▸ AIM OF THE EXERCISE:
Write out each line that follows exactly as it stands, without the pictures.

▸ GIVEN DATA:
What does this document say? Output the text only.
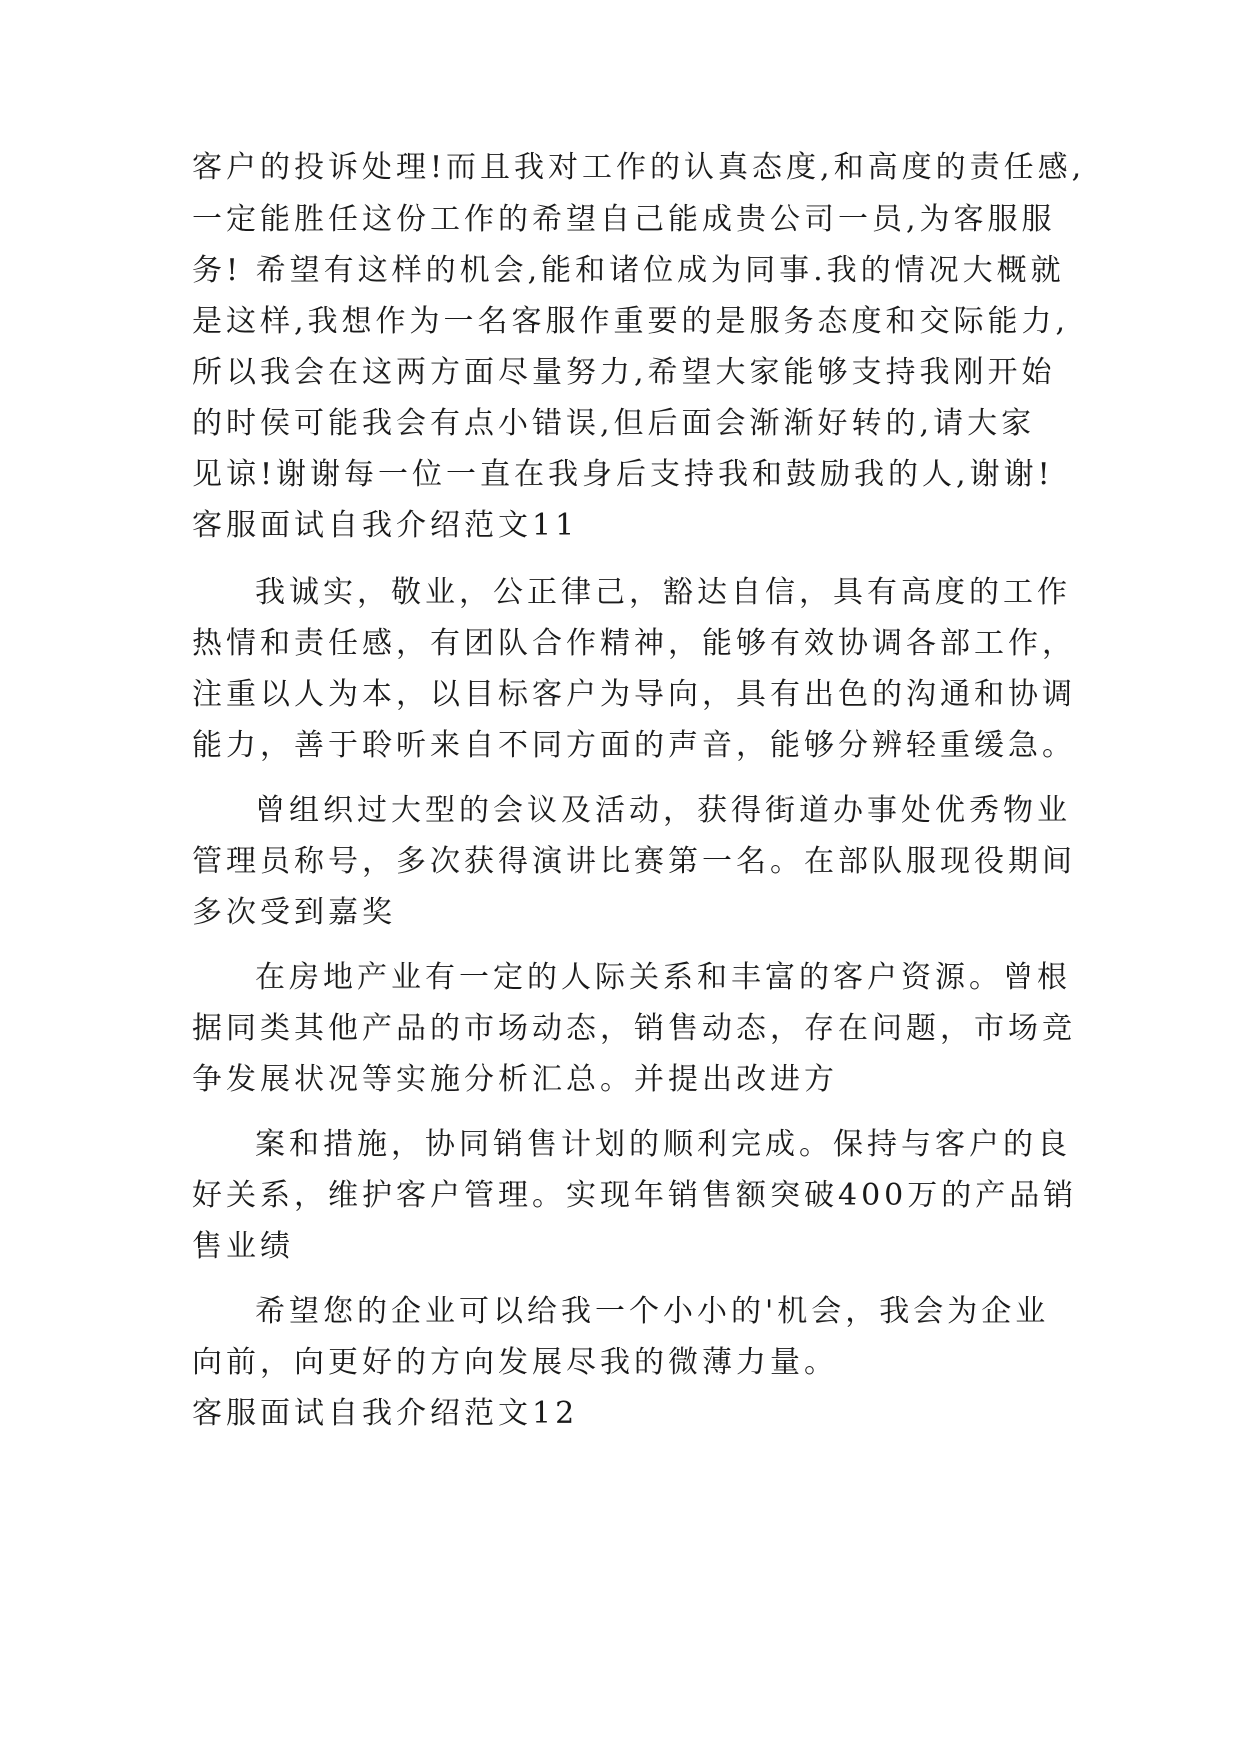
客户的投诉处理!而且我对工作的认真态度,和高度的责任感,
一定能胜任这份工作的希望自己能成贵公司一员,为客服服
务! 希望有这样的机会,能和诸位成为同事.我的情况大概就
是这样,我想作为一名客服作重要的是服务态度和交际能力,
所以我会在这两方面尽量努力,希望大家能够支持我刚开始
的时侯可能我会有点小错误,但后面会渐渐好转的,请大家
见谅!谢谢每一位一直在我身后支持我和鼓励我的人,谢谢!
客服面试自我介绍范文11
我诚实，敬业，公正律己，豁达自信，具有高度的工作
热情和责任感，有团队合作精神，能够有效协调各部工作，
注重以人为本，以目标客户为导向，具有出色的沟通和协调
能力，善于聆听来自不同方面的声音，能够分辨轻重缓急。
曾组织过大型的会议及活动，获得街道办事处优秀物业
管理员称号，多次获得演讲比赛第一名。在部队服现役期间
多次受到嘉奖
在房地产业有一定的人际关系和丰富的客户资源。曾根
据同类其他产品的市场动态，销售动态，存在问题，市场竞
争发展状况等实施分析汇总。并提出改进方
案和措施，协同销售计划的顺利完成。保持与客户的良
好关系，维护客户管理。实现年销售额突破400万的产品销
售业绩
希望您的企业可以给我一个小小的'机会，我会为企业
向前，向更好的方向发展尽我的微薄力量。
客服面试自我介绍范文12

▸ THE RESPONSE:
What does this document say? Output the text only.
客户的投诉处理!而且我对工作的认真态度,和高度的责任感,
一定能胜任这份工作的希望自己能成贵公司一员,为客服服
务! 希望有这样的机会,能和诸位成为同事.我的情况大概就
是这样,我想作为一名客服作重要的是服务态度和交际能力,
所以我会在这两方面尽量努力,希望大家能够支持我刚开始
的时侯可能我会有点小错误,但后面会渐渐好转的,请大家
见谅!谢谢每一位一直在我身后支持我和鼓励我的人,谢谢!
客服面试自我介绍范文11
我诚实，敬业，公正律己，豁达自信，具有高度的工作
热情和责任感，有团队合作精神，能够有效协调各部工作，
注重以人为本，以目标客户为导向，具有出色的沟通和协调
能力，善于聆听来自不同方面的声音，能够分辨轻重缓急。
曾组织过大型的会议及活动，获得街道办事处优秀物业
管理员称号，多次获得演讲比赛第一名。在部队服现役期间
多次受到嘉奖
在房地产业有一定的人际关系和丰富的客户资源。曾根
据同类其他产品的市场动态，销售动态，存在问题，市场竞
争发展状况等实施分析汇总。并提出改进方
案和措施，协同销售计划的顺利完成。保持与客户的良
好关系，维护客户管理。实现年销售额突破400万的产品销
售业绩
希望您的企业可以给我一个小小的'机会，我会为企业
向前，向更好的方向发展尽我的微薄力量。
客服面试自我介绍范文12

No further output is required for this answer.